WHAT YOU SHOULD DO: Write out the data below in full. Keep it exact.

MATERIAL:
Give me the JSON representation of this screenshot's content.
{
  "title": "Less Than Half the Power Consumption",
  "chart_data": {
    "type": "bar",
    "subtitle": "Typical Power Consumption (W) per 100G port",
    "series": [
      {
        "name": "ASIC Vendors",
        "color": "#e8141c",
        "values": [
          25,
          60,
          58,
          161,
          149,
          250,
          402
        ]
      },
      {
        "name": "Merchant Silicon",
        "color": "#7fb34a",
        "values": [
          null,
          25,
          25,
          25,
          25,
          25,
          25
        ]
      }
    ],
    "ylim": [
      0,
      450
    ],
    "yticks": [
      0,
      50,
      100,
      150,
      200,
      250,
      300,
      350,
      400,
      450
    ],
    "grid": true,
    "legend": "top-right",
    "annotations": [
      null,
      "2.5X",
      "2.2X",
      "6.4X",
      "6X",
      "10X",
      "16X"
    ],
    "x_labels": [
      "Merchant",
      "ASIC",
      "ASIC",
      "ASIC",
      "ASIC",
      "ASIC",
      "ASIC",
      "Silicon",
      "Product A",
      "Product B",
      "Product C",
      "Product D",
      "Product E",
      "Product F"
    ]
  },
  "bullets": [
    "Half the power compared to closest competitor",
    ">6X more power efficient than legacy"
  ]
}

WORKED SOLUTION:
Give me the JSON representation of this screenshot's content.
{
  "title": "Less Than Half the Power Consumption",
  "chart_data": {
    "type": "bar",
    "subtitle": "Typical Power Consumption (W) per 100G port",
    "series": [
      {
        "name": "ASIC Vendors",
        "color": "#e8141c",
        "values": [
          25,
          60,
          58,
          161,
          149,
          250,
          402
        ]
      },
      {
        "name": "Merchant Silicon",
        "color": "#7fb34a",
        "values": [
          null,
          25,
          25,
          25,
          25,
          25,
          25
        ]
      }
    ],
    "ylim": [
      0,
      450
    ],
    "yticks": [
      0,
      50,
      100,
      150,
      200,
      250,
      300,
      350,
      400,
      450
    ],
    "grid": true,
    "legend": "top-right",
    "annotations": [
      null,
      "2.5X",
      "2.2X",
      "6.4X",
      "6X",
      "10X",
      "16X"
    ],
    "x_labels": [
      "Merchant",
      "ASIC",
      "ASIC",
      "ASIC",
      "ASIC",
      "ASIC",
      "ASIC",
      "Silicon",
      "Product A",
      "Product B",
      "Product C",
      "Product D",
      "Product E",
      "Product F"
    ]
  },
  "bullets": [
    "Half the power compared to closest competitor",
    ">6X more power efficient than legacy"
  ]
}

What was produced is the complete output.